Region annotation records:
——————————

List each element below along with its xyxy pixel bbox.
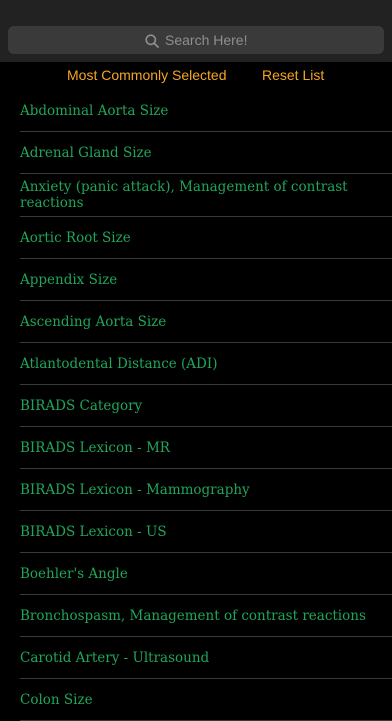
search-bar bbox=[0, 0, 392, 62]
list-item-label: BIRADS Lexicon - US bbox=[20, 523, 167, 540]
list-item-label: Aortic Root Size bbox=[20, 229, 131, 246]
list-item-label: BIRADS Category bbox=[20, 397, 143, 414]
list-item[interactable]: Ascending Aorta Size bbox=[20, 301, 392, 343]
list-item[interactable]: Colon Size bbox=[20, 679, 392, 721]
list-item[interactable]: Atlantodental Distance (ADI) bbox=[20, 343, 392, 385]
list-item-label: Ascending Aorta Size bbox=[20, 313, 167, 330]
list-item-label: BIRADS Lexicon - Mammography bbox=[20, 481, 250, 498]
list-item-label: Carotid Artery - Ultrasound bbox=[20, 649, 210, 666]
list-item[interactable]: Abdominal Aorta Size bbox=[20, 90, 392, 132]
search-icon bbox=[145, 33, 159, 48]
reset-list-button[interactable]: Reset List bbox=[262, 67, 324, 83]
list-item[interactable]: BIRADS Lexicon - US bbox=[20, 511, 392, 553]
search-field[interactable] bbox=[8, 26, 384, 54]
list-item-label: BIRADS Lexicon - MR bbox=[20, 439, 170, 456]
list-item[interactable]: Bronchospasm, Management of contrast rea… bbox=[20, 595, 392, 637]
list-item[interactable]: Adrenal Gland Size bbox=[20, 132, 392, 174]
list-item-label: Boehler's Angle bbox=[20, 565, 128, 582]
list-item-label: Anxiety (panic attack), Management of co… bbox=[20, 179, 348, 211]
list-item[interactable]: BIRADS Category bbox=[20, 385, 392, 427]
list-item-label: Abdominal Aorta Size bbox=[20, 102, 169, 119]
list-item[interactable]: Carotid Artery - Ultrasound bbox=[20, 637, 392, 679]
measurement-list: Abdominal Aorta Size Adrenal Gland Size An… bbox=[0, 90, 392, 721]
list-item[interactable]: BIRADS Lexicon - Mammography bbox=[20, 469, 392, 511]
list-item-label: Adrenal Gland Size bbox=[20, 144, 152, 161]
search-input[interactable] bbox=[165, 32, 247, 48]
list-item[interactable]: Boehler's Angle bbox=[20, 553, 392, 595]
list-item[interactable]: Anxiety (panic attack), Management of co… bbox=[20, 174, 392, 217]
list-item[interactable]: Aortic Root Size bbox=[20, 217, 392, 259]
list-item-label: Colon Size bbox=[20, 691, 93, 708]
list-item-label: Bronchospasm, Management of contrast rea… bbox=[20, 607, 366, 624]
list-item-label: Appendix Size bbox=[20, 271, 118, 288]
list-item[interactable]: BIRADS Lexicon - MR bbox=[20, 427, 392, 469]
most-commonly-selected-button[interactable]: Most Commonly Selected bbox=[67, 67, 227, 83]
list-item[interactable]: Appendix Size bbox=[20, 259, 392, 301]
list-item-label: Atlantodental Distance (ADI) bbox=[20, 355, 218, 372]
action-row: Most Commonly Selected Reset List bbox=[0, 62, 392, 90]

——————————

Reproduce word for word the part of the entries above that opens with the line containing "search-bar bbox=[0, 0, 392, 62]" and closes with the line containing "list-item-label: Boehler's Angle", including both of those lines.

RESPONSE TO THE TASK:
search-bar bbox=[0, 0, 392, 62]
list-item-label: BIRADS Lexicon - US bbox=[20, 523, 167, 540]
list-item-label: Aortic Root Size bbox=[20, 229, 131, 246]
list-item-label: BIRADS Category bbox=[20, 397, 143, 414]
list-item[interactable]: Ascending Aorta Size bbox=[20, 301, 392, 343]
list-item[interactable]: Colon Size bbox=[20, 679, 392, 721]
list-item[interactable]: Atlantodental Distance (ADI) bbox=[20, 343, 392, 385]
list-item-label: Ascending Aorta Size bbox=[20, 313, 167, 330]
list-item-label: BIRADS Lexicon - Mammography bbox=[20, 481, 250, 498]
list-item-label: Carotid Artery - Ultrasound bbox=[20, 649, 210, 666]
list-item[interactable]: Abdominal Aorta Size bbox=[20, 90, 392, 132]
search-icon bbox=[145, 33, 159, 48]
reset-list-button[interactable]: Reset List bbox=[262, 67, 324, 83]
list-item[interactable]: BIRADS Lexicon - US bbox=[20, 511, 392, 553]
search-field[interactable] bbox=[8, 26, 384, 54]
list-item-label: BIRADS Lexicon - MR bbox=[20, 439, 170, 456]
list-item[interactable]: Bronchospasm, Management of contrast rea… bbox=[20, 595, 392, 637]
list-item[interactable]: Adrenal Gland Size bbox=[20, 132, 392, 174]
list-item-label: Boehler's Angle bbox=[20, 565, 128, 582]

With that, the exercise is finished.